* _CHALLENGE_: Select every line below containing the word "feature".

* _INFORMATION GIVEN_:
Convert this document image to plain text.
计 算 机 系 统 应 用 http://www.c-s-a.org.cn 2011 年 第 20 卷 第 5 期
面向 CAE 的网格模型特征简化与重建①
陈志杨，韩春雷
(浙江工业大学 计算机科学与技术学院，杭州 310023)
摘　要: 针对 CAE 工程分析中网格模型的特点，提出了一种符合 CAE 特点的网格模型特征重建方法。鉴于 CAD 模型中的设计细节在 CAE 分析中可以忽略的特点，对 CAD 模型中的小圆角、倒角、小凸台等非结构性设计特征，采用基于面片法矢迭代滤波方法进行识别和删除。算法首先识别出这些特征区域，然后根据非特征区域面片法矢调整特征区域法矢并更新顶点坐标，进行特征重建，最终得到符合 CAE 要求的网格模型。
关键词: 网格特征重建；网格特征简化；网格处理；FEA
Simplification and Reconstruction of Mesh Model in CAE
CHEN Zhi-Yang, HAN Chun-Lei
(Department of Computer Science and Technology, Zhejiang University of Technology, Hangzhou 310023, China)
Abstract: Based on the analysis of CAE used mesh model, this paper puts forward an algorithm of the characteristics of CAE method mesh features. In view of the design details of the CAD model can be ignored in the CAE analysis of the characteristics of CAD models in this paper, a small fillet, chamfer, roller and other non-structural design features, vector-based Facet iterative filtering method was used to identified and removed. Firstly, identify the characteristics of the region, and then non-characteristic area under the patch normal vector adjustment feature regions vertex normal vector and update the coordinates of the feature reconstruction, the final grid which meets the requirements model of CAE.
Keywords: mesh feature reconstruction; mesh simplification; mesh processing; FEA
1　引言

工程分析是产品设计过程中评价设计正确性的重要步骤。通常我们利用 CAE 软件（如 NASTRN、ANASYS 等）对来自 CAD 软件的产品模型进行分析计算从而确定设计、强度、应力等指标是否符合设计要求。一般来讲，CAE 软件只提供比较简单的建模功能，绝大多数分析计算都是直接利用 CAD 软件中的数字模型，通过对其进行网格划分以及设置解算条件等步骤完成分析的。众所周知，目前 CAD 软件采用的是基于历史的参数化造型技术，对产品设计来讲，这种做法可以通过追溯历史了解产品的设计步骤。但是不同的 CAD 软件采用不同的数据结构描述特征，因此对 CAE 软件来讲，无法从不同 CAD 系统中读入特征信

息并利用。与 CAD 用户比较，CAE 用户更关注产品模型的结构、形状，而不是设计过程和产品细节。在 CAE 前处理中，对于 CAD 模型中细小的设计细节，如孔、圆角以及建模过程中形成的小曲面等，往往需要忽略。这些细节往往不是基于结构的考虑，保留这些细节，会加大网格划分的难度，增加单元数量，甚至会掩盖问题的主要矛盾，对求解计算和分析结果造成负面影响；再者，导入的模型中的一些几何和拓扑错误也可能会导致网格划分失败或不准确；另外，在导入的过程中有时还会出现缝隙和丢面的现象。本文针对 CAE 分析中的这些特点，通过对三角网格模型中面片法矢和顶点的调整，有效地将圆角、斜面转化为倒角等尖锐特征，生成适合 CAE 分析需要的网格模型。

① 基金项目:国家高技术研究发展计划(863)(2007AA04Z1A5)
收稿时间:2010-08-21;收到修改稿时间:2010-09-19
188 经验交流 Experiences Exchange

* _RESULT_:
Abstract: Based on the analysis of CAE used mesh model, this paper puts forward an algorithm of the characteristics of CAE method mesh features. In view of the design details of the CAD model can be ignored in the CAE analysis of the characteristics of CAD models in this paper, a small fillet, chamfer, roller and other non-structural design features, vector-based Facet iterative filtering method was used to identified and removed. Firstly, identify the characteristics of the region, and then non-characteristic area under the patch normal vector adjustment feature regions vertex normal vector and update the coordinates of the feature reconstruction, the final grid which meets the requirements model of CAE.
Keywords: mesh feature reconstruction; mesh simplification; mesh processing; FEA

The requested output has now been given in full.